Give only the number of lines below that contain the word "data".

■ Information given
━━━━
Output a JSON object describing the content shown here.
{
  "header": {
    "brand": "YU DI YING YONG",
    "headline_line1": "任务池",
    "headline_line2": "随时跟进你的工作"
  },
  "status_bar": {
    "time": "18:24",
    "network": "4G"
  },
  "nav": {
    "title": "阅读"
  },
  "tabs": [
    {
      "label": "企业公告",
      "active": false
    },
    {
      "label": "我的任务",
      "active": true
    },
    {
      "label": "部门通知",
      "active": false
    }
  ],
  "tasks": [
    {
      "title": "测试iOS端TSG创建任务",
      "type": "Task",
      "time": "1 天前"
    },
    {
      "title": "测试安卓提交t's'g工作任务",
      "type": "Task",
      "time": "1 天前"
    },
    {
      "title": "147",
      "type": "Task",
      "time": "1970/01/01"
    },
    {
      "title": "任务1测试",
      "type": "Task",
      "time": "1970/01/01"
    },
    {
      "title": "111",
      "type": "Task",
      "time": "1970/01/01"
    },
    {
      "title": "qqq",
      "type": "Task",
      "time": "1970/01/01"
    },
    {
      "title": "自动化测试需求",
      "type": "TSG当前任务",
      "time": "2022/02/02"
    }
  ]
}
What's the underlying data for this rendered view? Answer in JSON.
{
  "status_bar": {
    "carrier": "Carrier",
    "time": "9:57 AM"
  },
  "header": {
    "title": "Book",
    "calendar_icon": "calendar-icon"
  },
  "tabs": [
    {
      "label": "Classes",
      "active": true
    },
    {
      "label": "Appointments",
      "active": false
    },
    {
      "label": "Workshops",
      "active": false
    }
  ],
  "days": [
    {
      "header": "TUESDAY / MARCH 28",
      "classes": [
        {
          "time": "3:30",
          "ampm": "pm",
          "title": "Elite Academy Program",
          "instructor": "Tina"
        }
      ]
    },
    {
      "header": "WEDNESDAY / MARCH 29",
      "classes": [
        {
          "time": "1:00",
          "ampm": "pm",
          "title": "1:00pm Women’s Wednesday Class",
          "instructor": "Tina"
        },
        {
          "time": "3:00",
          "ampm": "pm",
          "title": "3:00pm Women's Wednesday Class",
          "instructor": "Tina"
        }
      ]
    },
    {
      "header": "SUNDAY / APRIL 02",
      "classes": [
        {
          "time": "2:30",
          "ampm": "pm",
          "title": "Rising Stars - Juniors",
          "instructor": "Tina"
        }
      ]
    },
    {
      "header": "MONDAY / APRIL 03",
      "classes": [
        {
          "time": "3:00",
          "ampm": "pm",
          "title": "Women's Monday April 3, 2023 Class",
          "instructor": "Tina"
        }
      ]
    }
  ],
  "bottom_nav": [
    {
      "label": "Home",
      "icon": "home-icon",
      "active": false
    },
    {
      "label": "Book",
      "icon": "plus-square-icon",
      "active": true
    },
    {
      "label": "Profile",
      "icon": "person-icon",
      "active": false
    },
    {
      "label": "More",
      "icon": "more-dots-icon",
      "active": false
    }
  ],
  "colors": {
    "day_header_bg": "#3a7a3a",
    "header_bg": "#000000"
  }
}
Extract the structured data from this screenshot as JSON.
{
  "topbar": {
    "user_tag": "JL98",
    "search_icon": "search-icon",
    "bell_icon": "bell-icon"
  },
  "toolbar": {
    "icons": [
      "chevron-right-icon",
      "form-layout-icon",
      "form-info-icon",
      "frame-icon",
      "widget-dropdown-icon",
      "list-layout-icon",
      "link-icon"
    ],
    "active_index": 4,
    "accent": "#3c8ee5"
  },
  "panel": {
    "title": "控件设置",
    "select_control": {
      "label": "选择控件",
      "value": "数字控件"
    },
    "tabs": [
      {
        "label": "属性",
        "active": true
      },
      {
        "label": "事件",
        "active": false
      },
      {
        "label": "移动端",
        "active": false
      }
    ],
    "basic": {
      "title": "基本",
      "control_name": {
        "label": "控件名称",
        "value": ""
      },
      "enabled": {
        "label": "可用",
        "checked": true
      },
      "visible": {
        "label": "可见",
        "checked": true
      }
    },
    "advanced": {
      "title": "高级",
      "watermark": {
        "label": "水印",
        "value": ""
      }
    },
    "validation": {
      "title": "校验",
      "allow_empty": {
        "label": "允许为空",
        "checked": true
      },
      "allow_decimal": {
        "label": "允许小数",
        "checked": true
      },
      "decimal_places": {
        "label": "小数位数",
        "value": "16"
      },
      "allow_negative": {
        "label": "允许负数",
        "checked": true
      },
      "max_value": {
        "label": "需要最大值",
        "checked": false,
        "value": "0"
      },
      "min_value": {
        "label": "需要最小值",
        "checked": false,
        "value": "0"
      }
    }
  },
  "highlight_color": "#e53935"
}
━━━━
■ Solution for this problem
2